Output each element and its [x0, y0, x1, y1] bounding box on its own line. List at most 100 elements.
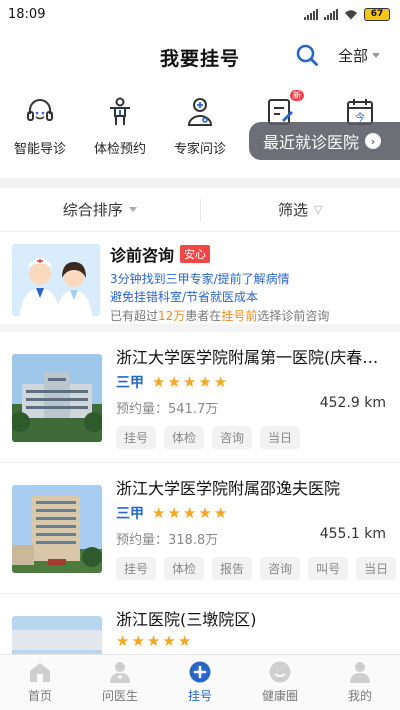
- star-icon: ★: [182, 503, 197, 522]
- star-icon: ★: [131, 632, 145, 650]
- rating-stars: ★ ★ ★ ★ ★: [152, 372, 228, 391]
- star-icon: ★: [213, 503, 228, 522]
- quick-entry-label: 专家问诊: [173, 142, 226, 157]
- nav-label: 挂号: [187, 689, 212, 703]
- consult-benefit-2: 避免挂错科室/节省就医成本: [110, 290, 259, 304]
- service-tags: 挂号 体检 报告 咨询 叫号 当日: [116, 557, 397, 580]
- star-icon: ★: [152, 372, 166, 391]
- service-tag[interactable]: 咨询: [260, 557, 301, 580]
- city-label: 全部: [338, 47, 369, 65]
- nav-ask-doctor[interactable]: 问医生: [80, 655, 160, 710]
- nav-health-circle[interactable]: 健康圈: [240, 655, 320, 710]
- service-tag[interactable]: 报告: [212, 557, 253, 580]
- service-tag[interactable]: 体检: [164, 426, 205, 449]
- quick-entry-expert[interactable]: 专家问诊: [165, 94, 235, 157]
- person-icon: [102, 94, 138, 130]
- filter-button[interactable]: 筛选 ▽: [201, 199, 400, 220]
- headset-icon: [22, 94, 58, 130]
- chevron-down-icon: [128, 207, 137, 212]
- star-icon: ★: [167, 372, 181, 391]
- hospital-name: 浙江大学医学院附属第一医院(庆春院区): [116, 348, 388, 367]
- quick-entry-label: 体检预约: [93, 142, 146, 157]
- search-icon[interactable]: [295, 43, 319, 67]
- star-icon: ★: [182, 372, 197, 391]
- filter-label: 筛选: [278, 201, 309, 219]
- star-icon: ★: [152, 503, 166, 522]
- city-selector[interactable]: 全部: [338, 45, 381, 66]
- nav-home[interactable]: 首页: [0, 655, 80, 710]
- quick-entries: 智能导诊 体检预约 专家问诊 新 今 最近就诊医院 ›: [0, 86, 400, 178]
- hospital-distance: 455.1 km: [319, 526, 386, 542]
- note-text: 已有超过: [110, 309, 159, 323]
- note-text: 选择诊前咨询: [257, 309, 330, 323]
- recent-hospital-button[interactable]: 最近就诊医院 ›: [249, 122, 400, 160]
- hospital-rank-row: 三甲 ★ ★ ★ ★ ★: [116, 372, 227, 392]
- doctor-stethoscope-icon: [182, 94, 218, 130]
- sort-dropdown[interactable]: 综合排序: [0, 199, 200, 220]
- service-tag[interactable]: 挂号: [116, 426, 157, 449]
- service-tag[interactable]: 挂号: [116, 557, 157, 580]
- quick-entry-label: 智能导诊: [13, 142, 66, 157]
- quick-entry-smart-guide[interactable]: 智能导诊: [5, 94, 75, 157]
- hospital-name: 浙江医院(三墩院区): [116, 610, 257, 629]
- status-time: 18:09: [8, 6, 46, 22]
- nav-registration[interactable]: 挂号: [160, 655, 240, 710]
- service-tag[interactable]: 咨询: [212, 426, 253, 449]
- hospital-distance: 452.9 km: [319, 395, 386, 411]
- doctor-icon: [110, 662, 130, 683]
- consult-benefit-1: 3分钟找到三甲专家/提前了解病情: [110, 272, 290, 286]
- note-highlight: 挂号前: [221, 309, 258, 323]
- chevron-right-icon: ›: [365, 133, 382, 149]
- consult-title-row: 诊前咨询 安心: [110, 242, 211, 266]
- star-icon: ★: [213, 372, 228, 391]
- nav-label: 我的: [347, 689, 372, 703]
- page-title: 我要挂号: [159, 47, 240, 70]
- hospital-rank-row: 三甲 ★ ★ ★ ★ ★: [116, 503, 227, 523]
- nav-profile[interactable]: 我的: [320, 655, 400, 710]
- sort-label: 综合排序: [62, 201, 123, 219]
- status-icons: 67: [304, 7, 390, 21]
- consult-tag: 安心: [180, 245, 211, 263]
- service-tag[interactable]: 体检: [164, 557, 205, 580]
- header: 我要挂号 全部: [0, 28, 400, 86]
- signal-icon: [304, 8, 318, 20]
- plus-circle-icon: [189, 661, 211, 683]
- hospital-card[interactable]: 浙江大学医学院附属第一医院(庆春院区) 三甲 ★ ★ ★ ★ ★ 预约量：541.7万 …: [0, 332, 400, 463]
- hospital-level: 三甲: [116, 375, 144, 391]
- new-badge: 新: [290, 90, 304, 101]
- signal-icon-2: [324, 8, 338, 20]
- battery-icon: 67: [364, 7, 390, 21]
- rating-stars: ★ ★ ★ ★ ★: [116, 634, 191, 649]
- star-icon: ★: [177, 632, 192, 650]
- sort-filter-bar: 综合排序 筛选 ▽: [0, 188, 400, 232]
- service-tags: 挂号 体检 咨询 当日: [116, 426, 301, 449]
- hospital-name: 浙江大学医学院附属邵逸夫医院: [116, 479, 341, 498]
- hospital-rank-row: ★ ★ ★ ★ ★: [116, 634, 191, 649]
- nav-label: 健康圈: [261, 689, 298, 703]
- rating-stars: ★ ★ ★ ★ ★: [152, 503, 228, 522]
- service-tag[interactable]: 当日: [260, 426, 301, 449]
- bottom-nav: 首页 问医生 挂号 健康圈 我的: [0, 654, 400, 710]
- star-icon: ★: [116, 632, 130, 650]
- consult-card[interactable]: 诊前咨询 安心 3分钟找到三甲专家/提前了解病情 避免挂错科室/节省就医成本 已…: [0, 232, 400, 332]
- consult-note: 已有超过12万患者在挂号前选择诊前咨询: [110, 307, 329, 324]
- user-icon: [350, 662, 370, 683]
- hospital-volume: 预约量：541.7万: [116, 402, 219, 417]
- filter-icon: ▽: [314, 203, 323, 216]
- section-divider: [0, 178, 400, 188]
- chat-circle-icon: [269, 661, 291, 683]
- nav-label: 首页: [27, 689, 52, 703]
- home-icon: [30, 663, 50, 682]
- nav-label: 问医生: [101, 689, 138, 703]
- hospital-photo: [12, 354, 102, 442]
- service-tag[interactable]: 叫号: [308, 557, 349, 580]
- status-bar: 18:09 67: [0, 0, 400, 28]
- service-tag[interactable]: 当日: [356, 557, 397, 580]
- star-icon: ★: [162, 632, 176, 650]
- hospital-card[interactable]: 浙江大学医学院附属邵逸夫医院 三甲 ★ ★ ★ ★ ★ 预约量：318.8万 455.1…: [0, 463, 400, 594]
- star-icon: ★: [198, 503, 212, 522]
- hospital-level: 三甲: [116, 506, 144, 522]
- note-text: 患者在: [185, 309, 222, 323]
- quick-entry-checkup[interactable]: 体检预约: [85, 94, 155, 157]
- note-count: 12万: [158, 309, 186, 323]
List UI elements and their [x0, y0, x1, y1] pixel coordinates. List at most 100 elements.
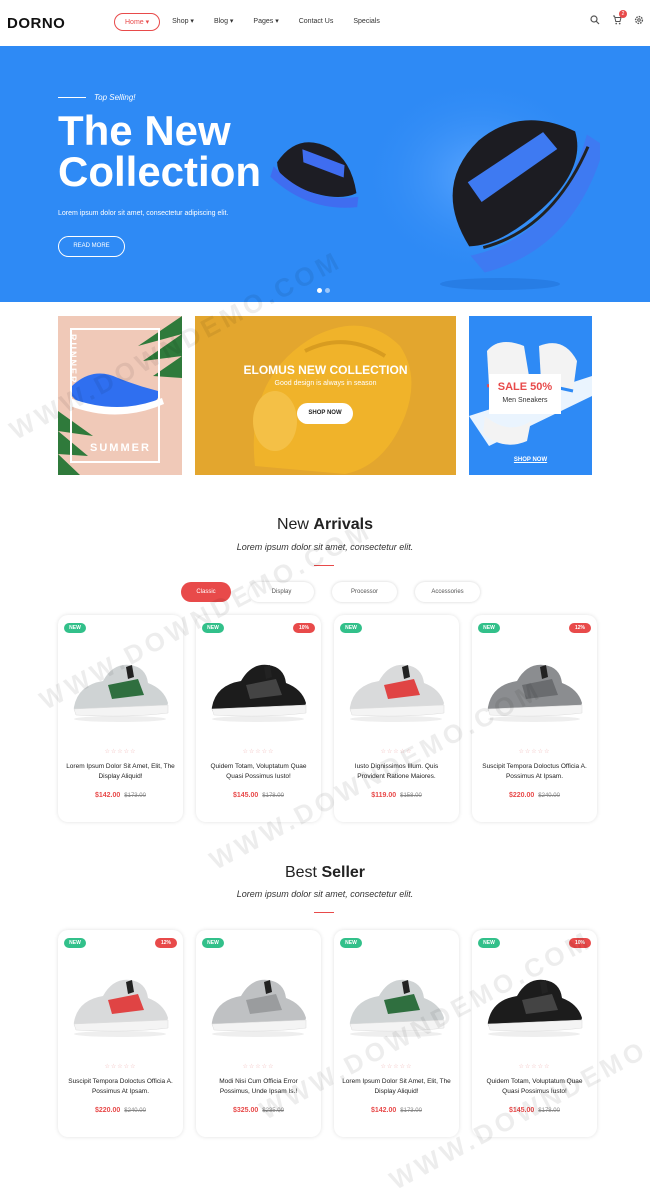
product-price: $220.00 $240.00 [58, 1107, 183, 1114]
shop-now-button[interactable]: SHOP NOW [297, 403, 353, 424]
nav-shop[interactable]: Shop ▾ [172, 13, 194, 31]
sale-sublabel: Men Sneakers [502, 397, 548, 404]
old-price: $178.00 [538, 1108, 560, 1114]
tab-classic[interactable]: Classic [181, 582, 231, 602]
discount-badge: 10% [569, 938, 591, 948]
sale-box: SALE 50% Men Sneakers [489, 374, 561, 414]
logo[interactable]: DORNO [7, 15, 65, 32]
product-price: $119.00 $158.00 [334, 792, 459, 799]
runner-text: RUNNER [68, 334, 78, 385]
slider-dot-1[interactable] [317, 288, 322, 293]
tab-display[interactable]: Display [249, 582, 314, 602]
product-price: $145.00 $178.00 [472, 1107, 597, 1114]
new-badge: NEW [202, 623, 224, 633]
product-image[interactable] [344, 970, 449, 1040]
product-image[interactable] [68, 970, 173, 1040]
best-seller-grid: NEW 12% ☆☆☆☆☆ Suscipit Tempora Doloctus Off… [58, 930, 597, 1137]
product-name[interactable]: Suscipit Tempora Doloctus Officia A. Pos… [480, 762, 589, 782]
slider-dot-2[interactable] [325, 288, 330, 293]
old-price: $240.00 [124, 1108, 146, 1114]
product-card[interactable]: NEW ☆☆☆☆☆ Lorem Ipsum Dolor Sit Amet, Elit… [58, 615, 183, 822]
product-name[interactable]: Quidem Totam, Voluptatum Quae Quasi Poss… [204, 762, 313, 782]
product-name[interactable]: Iusto Dignissimos Illum. Quis Provident … [342, 762, 451, 782]
product-image[interactable] [206, 655, 311, 725]
banner-new-collection[interactable]: ELOMUS NEW COLLECTION Good design is alw… [195, 316, 456, 475]
main-nav: Home ▾ Shop ▾ Blog ▾ Pages ▾ Contact Us … [114, 13, 400, 31]
discount-badge: 10% [293, 623, 315, 633]
rating-stars: ☆☆☆☆☆ [380, 749, 413, 755]
tab-accessories[interactable]: Accessories [415, 582, 480, 602]
title-bold: Arrivals [313, 516, 374, 533]
new-arrivals-subtitle: Lorem ipsum dolor sit amet, consectetur … [236, 542, 414, 552]
summer-text: SUMMER [90, 442, 151, 454]
new-badge: NEW [64, 938, 86, 948]
section-divider [314, 912, 334, 913]
product-card[interactable]: NEW 12% ☆☆☆☆☆ Suscipit Tempora Doloctus Off… [472, 615, 597, 822]
tab-processor[interactable]: Processor [332, 582, 397, 602]
old-price: $173.00 [400, 1108, 422, 1114]
nav-pages[interactable]: Pages ▾ [253, 13, 278, 31]
sale-shop-now-link[interactable]: SHOP NOW [469, 457, 592, 463]
new-badge: NEW [340, 623, 362, 633]
banner-sale[interactable]: SALE 50% Men Sneakers SHOP NOW [469, 316, 592, 475]
current-price: $220.00 [508, 792, 535, 799]
rating-stars: ☆☆☆☆☆ [518, 749, 551, 755]
slider-dots [317, 288, 330, 293]
title-bold: Seller [321, 864, 366, 881]
site-header: DORNO Home ▾ Shop ▾ Blog ▾ Pages ▾ Conta… [0, 0, 650, 46]
product-price: $142.00 $173.00 [58, 792, 183, 799]
product-image[interactable] [344, 655, 449, 725]
product-card[interactable]: NEW ☆☆☆☆☆ Modi Nisi Cum Officia Error Poss… [196, 930, 321, 1137]
product-price: $142.00 $173.00 [334, 1107, 459, 1114]
new-badge: NEW [202, 938, 224, 948]
product-name[interactable]: Suscipit Tempora Doloctus Officia A. Pos… [66, 1077, 175, 1097]
product-name[interactable]: Modi Nisi Cum Officia Error Possimus, Un… [204, 1077, 313, 1097]
product-image[interactable] [482, 970, 587, 1040]
product-name[interactable]: Lorem Ipsum Dolor Sit Amet, Elit, The Di… [66, 762, 175, 782]
product-price: $145.00 $178.00 [196, 792, 321, 799]
product-card[interactable]: NEW 10% ☆☆☆☆☆ Quidem Totam, Voluptatum Quae… [196, 615, 321, 822]
product-image[interactable] [206, 970, 311, 1040]
cart-count-badge: 2 [619, 10, 627, 18]
banner-runner-summer[interactable]: RUNNER SUMMER [58, 316, 182, 475]
section-divider [314, 565, 334, 566]
old-price: $173.00 [124, 793, 146, 799]
new-badge: NEW [478, 623, 500, 633]
nav-contact[interactable]: Contact Us [299, 13, 334, 31]
product-image[interactable] [68, 655, 173, 725]
product-card[interactable]: NEW 12% ☆☆☆☆☆ Suscipit Tempora Doloctus Off… [58, 930, 183, 1137]
product-card[interactable]: NEW 10% ☆☆☆☆☆ Quidem Totam, Voluptatum Quae… [472, 930, 597, 1137]
title-light: Best [284, 864, 322, 881]
product-name[interactable]: Lorem Ipsum Dolor Sit Amet, Elit, The Di… [342, 1077, 451, 1097]
rating-stars: ☆☆☆☆☆ [104, 1064, 137, 1070]
nav-home[interactable]: Home ▾ [114, 13, 161, 31]
product-name[interactable]: Quidem Totam, Voluptatum Quae Quasi Poss… [480, 1077, 589, 1097]
product-price: $325.00 $235.00 [196, 1107, 321, 1114]
gear-icon[interactable] [634, 15, 644, 27]
nav-blog[interactable]: Blog ▾ [214, 13, 233, 31]
old-price: $240.00 [538, 793, 560, 799]
current-price: $119.00 [371, 792, 397, 799]
new-badge: NEW [340, 938, 362, 948]
nav-specials[interactable]: Specials [353, 13, 379, 31]
collection-subtitle: Good design is always in season [274, 380, 377, 387]
best-seller-title: Best Seller [0, 864, 650, 882]
product-card[interactable]: NEW ☆☆☆☆☆ Lorem Ipsum Dolor Sit Amet, Elit… [334, 930, 459, 1137]
read-more-button[interactable]: READ MORE [58, 236, 125, 257]
new-badge: NEW [478, 938, 500, 948]
hero-subtitle: Lorem ipsum dolor sit amet, consectetur … [58, 210, 229, 217]
rating-stars: ☆☆☆☆☆ [242, 1064, 275, 1070]
search-icon[interactable] [590, 15, 600, 27]
product-price: $220.00 $240.00 [472, 792, 597, 799]
rating-stars: ☆☆☆☆☆ [380, 1064, 413, 1070]
hero-shoes-image [270, 76, 600, 290]
discount-badge: 12% [569, 623, 591, 633]
product-image[interactable] [482, 655, 587, 725]
current-price: $142.00 [94, 792, 121, 799]
product-card[interactable]: NEW ☆☆☆☆☆ Iusto Dignissimos Illum. Quis Pr… [334, 615, 459, 822]
cart-icon[interactable]: 2 [612, 10, 627, 27]
old-price: $178.00 [262, 793, 284, 799]
old-price: $235.00 [262, 1108, 284, 1114]
current-price: $145.00 [232, 792, 259, 799]
rating-stars: ☆☆☆☆☆ [242, 749, 275, 755]
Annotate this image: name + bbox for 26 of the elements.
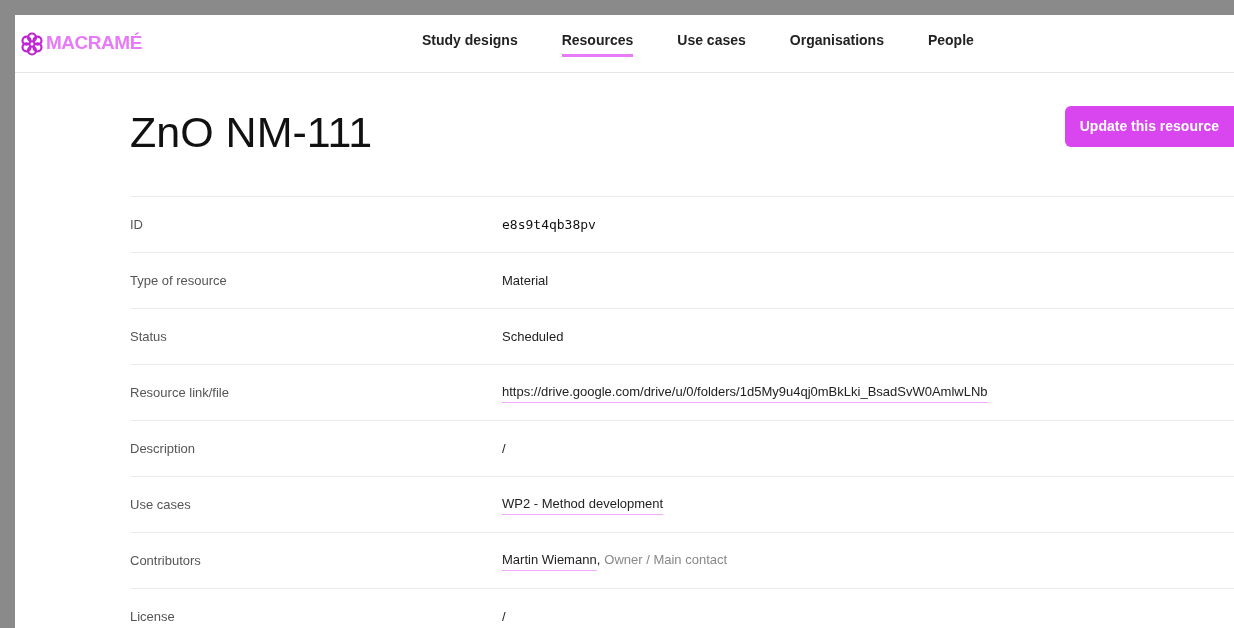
nav-tab[interactable]: Use cases: [677, 30, 746, 57]
field-label: Description: [130, 439, 197, 458]
value-link[interactable]: WP2 - Method development: [502, 494, 664, 515]
field-value: /: [502, 607, 506, 626]
comma: ,: [596, 551, 601, 570]
brand-name: MACRAMÉ: [46, 31, 142, 56]
nav-tab[interactable]: People: [927, 30, 974, 57]
id-value: e8s9t4qb38pv: [502, 215, 596, 234]
field-value: Material: [502, 271, 549, 290]
field-value: Scheduled: [502, 327, 564, 346]
field-label: License: [130, 607, 176, 626]
field-value: /: [502, 439, 506, 458]
value-link[interactable]: https://drive.google.com/drive/u/0/folders/1d5My9u4qj0mBkLki_BsadSvW0AmlwLNb: [502, 382, 988, 403]
nav-tab[interactable]: Organisations: [789, 30, 884, 57]
contributor-link[interactable]: Martin Wiemann: [502, 550, 597, 571]
field-label: Use cases: [130, 495, 192, 514]
page-title: ZnO NM-111: [130, 106, 373, 158]
nav-tab[interactable]: Resources: [561, 30, 634, 57]
field-label: Status: [130, 327, 168, 346]
field-label: Type of resource: [130, 271, 228, 290]
field-label: ID: [130, 215, 144, 234]
field-label: Resource link/file: [130, 383, 230, 402]
nav-tab[interactable]: Study designs: [422, 30, 518, 57]
contributor-role: Owner / Main contact: [604, 551, 728, 570]
field-label: Contributors: [130, 551, 202, 570]
flower-logo-icon: [20, 31, 44, 56]
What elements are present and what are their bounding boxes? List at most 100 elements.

======

§ INSTRUCTIONS FOR THE TASK: Can you retype the data from the line with "product-price: $220.00 $240.00 [58, 1107, 183, 1114]" to the line with "best-seller-grid: NEW 12%", both lines included, without changing a character?

§ OUTPUT OF THE TASK:
product-price: $220.00 $240.00 [58, 1107, 183, 1114]
shop-now-button[interactable]: SHOP NOW [297, 403, 353, 424]
nav-shop[interactable]: Shop ▾ [172, 13, 194, 31]
sale-sublabel: Men Sneakers [502, 397, 548, 404]
old-price: $178.00 [538, 1108, 560, 1114]
tab-classic[interactable]: Classic [181, 582, 231, 602]
discount-badge: 10% [569, 938, 591, 948]
sale-box: SALE 50% Men Sneakers [489, 374, 561, 414]
logo[interactable]: DORNO [7, 15, 65, 32]
product-price: $119.00 $158.00 [334, 792, 459, 799]
runner-text: RUNNER [68, 334, 78, 385]
slider-dot-1[interactable] [317, 288, 322, 293]
tab-display[interactable]: Display [249, 582, 314, 602]
product-price: $145.00 $178.00 [472, 1107, 597, 1114]
new-badge: NEW [202, 623, 224, 633]
product-image[interactable] [344, 970, 449, 1040]
product-image[interactable] [68, 970, 173, 1040]
best-seller-grid: NEW 12% ☆☆☆☆☆ Suscipit Tempora Doloctus Off… [58, 930, 597, 1137]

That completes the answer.